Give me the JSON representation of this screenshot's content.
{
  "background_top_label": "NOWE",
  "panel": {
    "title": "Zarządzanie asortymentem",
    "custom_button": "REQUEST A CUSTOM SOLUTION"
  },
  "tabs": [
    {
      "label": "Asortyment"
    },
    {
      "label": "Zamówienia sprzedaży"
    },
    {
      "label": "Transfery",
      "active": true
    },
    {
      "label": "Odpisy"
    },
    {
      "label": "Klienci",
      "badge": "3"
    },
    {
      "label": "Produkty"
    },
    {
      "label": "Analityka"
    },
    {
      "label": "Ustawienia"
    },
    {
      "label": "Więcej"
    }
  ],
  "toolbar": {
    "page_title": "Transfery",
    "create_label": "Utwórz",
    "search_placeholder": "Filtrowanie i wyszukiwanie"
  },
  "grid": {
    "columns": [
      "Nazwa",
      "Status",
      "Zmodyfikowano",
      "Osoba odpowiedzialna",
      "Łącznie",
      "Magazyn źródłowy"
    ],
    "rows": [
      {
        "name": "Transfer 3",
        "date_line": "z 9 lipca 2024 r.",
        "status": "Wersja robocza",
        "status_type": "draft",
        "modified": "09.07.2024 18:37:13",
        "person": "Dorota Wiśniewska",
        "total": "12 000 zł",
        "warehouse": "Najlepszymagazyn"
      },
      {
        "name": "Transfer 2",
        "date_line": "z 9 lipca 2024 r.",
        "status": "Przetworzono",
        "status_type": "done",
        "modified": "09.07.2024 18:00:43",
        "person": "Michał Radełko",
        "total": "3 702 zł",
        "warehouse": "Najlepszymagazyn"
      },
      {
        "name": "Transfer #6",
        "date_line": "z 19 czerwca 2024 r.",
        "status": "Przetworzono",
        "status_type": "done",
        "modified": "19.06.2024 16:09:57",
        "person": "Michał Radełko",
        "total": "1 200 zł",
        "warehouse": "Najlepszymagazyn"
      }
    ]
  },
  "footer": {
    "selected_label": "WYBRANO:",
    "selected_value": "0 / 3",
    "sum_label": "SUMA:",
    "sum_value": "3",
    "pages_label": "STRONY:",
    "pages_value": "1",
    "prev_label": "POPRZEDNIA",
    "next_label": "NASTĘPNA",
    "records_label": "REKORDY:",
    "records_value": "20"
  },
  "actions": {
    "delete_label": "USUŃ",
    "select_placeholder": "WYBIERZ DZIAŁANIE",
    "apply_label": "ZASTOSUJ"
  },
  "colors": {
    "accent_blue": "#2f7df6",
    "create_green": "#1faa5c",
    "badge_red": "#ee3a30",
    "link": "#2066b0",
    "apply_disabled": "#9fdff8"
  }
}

- **Problem details**: State how many lines of the listing hold the string "name"; reply with the number and nothing else.

- **Correct answer**: 3